[Records from a dataset]
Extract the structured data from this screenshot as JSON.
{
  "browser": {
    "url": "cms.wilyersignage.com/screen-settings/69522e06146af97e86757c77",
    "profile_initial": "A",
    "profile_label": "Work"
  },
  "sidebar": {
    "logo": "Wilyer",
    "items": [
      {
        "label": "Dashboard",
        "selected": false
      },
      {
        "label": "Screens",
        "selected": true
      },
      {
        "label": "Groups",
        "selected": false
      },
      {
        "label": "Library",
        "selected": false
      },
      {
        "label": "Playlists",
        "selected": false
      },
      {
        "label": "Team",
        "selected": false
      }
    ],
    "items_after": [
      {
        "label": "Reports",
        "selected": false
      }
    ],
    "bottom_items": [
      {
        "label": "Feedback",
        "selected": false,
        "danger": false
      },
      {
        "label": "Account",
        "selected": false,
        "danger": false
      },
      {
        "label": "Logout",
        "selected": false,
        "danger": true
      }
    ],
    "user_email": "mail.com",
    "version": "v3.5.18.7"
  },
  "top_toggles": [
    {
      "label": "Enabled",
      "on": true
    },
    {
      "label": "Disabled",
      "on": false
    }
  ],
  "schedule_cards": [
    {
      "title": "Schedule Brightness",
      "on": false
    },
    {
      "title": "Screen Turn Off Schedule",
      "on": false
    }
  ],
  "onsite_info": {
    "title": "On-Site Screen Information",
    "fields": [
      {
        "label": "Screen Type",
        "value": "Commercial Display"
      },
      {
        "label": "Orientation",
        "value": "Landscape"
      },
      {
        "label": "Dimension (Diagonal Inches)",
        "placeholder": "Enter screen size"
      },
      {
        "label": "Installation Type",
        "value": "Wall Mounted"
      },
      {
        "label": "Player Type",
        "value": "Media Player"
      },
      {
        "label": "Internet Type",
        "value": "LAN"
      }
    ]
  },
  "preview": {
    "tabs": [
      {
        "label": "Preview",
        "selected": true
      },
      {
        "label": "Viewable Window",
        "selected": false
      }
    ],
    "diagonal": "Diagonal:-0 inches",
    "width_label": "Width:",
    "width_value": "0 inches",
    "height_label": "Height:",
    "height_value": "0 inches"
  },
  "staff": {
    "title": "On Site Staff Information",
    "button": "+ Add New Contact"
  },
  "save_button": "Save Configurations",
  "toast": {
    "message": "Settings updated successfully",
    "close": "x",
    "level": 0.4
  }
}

*Set task*
Print all of the entries again, exactly as written.

*Full output*
Extract the structured data from this screenshot as JSON.
{
  "browser": {
    "url": "cms.wilyersignage.com/screen-settings/69522e06146af97e86757c77",
    "profile_initial": "A",
    "profile_label": "Work"
  },
  "sidebar": {
    "logo": "Wilyer",
    "items": [
      {
        "label": "Dashboard",
        "selected": false
      },
      {
        "label": "Screens",
        "selected": true
      },
      {
        "label": "Groups",
        "selected": false
      },
      {
        "label": "Library",
        "selected": false
      },
      {
        "label": "Playlists",
        "selected": false
      },
      {
        "label": "Team",
        "selected": false
      }
    ],
    "items_after": [
      {
        "label": "Reports",
        "selected": false
      }
    ],
    "bottom_items": [
      {
        "label": "Feedback",
        "selected": false,
        "danger": false
      },
      {
        "label": "Account",
        "selected": false,
        "danger": false
      },
      {
        "label": "Logout",
        "selected": false,
        "danger": true
      }
    ],
    "user_email": "mail.com",
    "version": "v3.5.18.7"
  },
  "top_toggles": [
    {
      "label": "Enabled",
      "on": true
    },
    {
      "label": "Disabled",
      "on": false
    }
  ],
  "schedule_cards": [
    {
      "title": "Schedule Brightness",
      "on": false
    },
    {
      "title": "Screen Turn Off Schedule",
      "on": false
    }
  ],
  "onsite_info": {
    "title": "On-Site Screen Information",
    "fields": [
      {
        "label": "Screen Type",
        "value": "Commercial Display"
      },
      {
        "label": "Orientation",
        "value": "Landscape"
      },
      {
        "label": "Dimension (Diagonal Inches)",
        "placeholder": "Enter screen size"
      },
      {
        "label": "Installation Type",
        "value": "Wall Mounted"
      },
      {
        "label": "Player Type",
        "value": "Media Player"
      },
      {
        "label": "Internet Type",
        "value": "LAN"
      }
    ]
  },
  "preview": {
    "tabs": [
      {
        "label": "Preview",
        "selected": true
      },
      {
        "label": "Viewable Window",
        "selected": false
      }
    ],
    "diagonal": "Diagonal:-0 inches",
    "width_label": "Width:",
    "width_value": "0 inches",
    "height_label": "Height:",
    "height_value": "0 inches"
  },
  "staff": {
    "title": "On Site Staff Information",
    "button": "+ Add New Contact"
  },
  "save_button": "Save Configurations",
  "toast": {
    "message": "Settings updated successfully",
    "close": "x",
    "level": 0.4
  }
}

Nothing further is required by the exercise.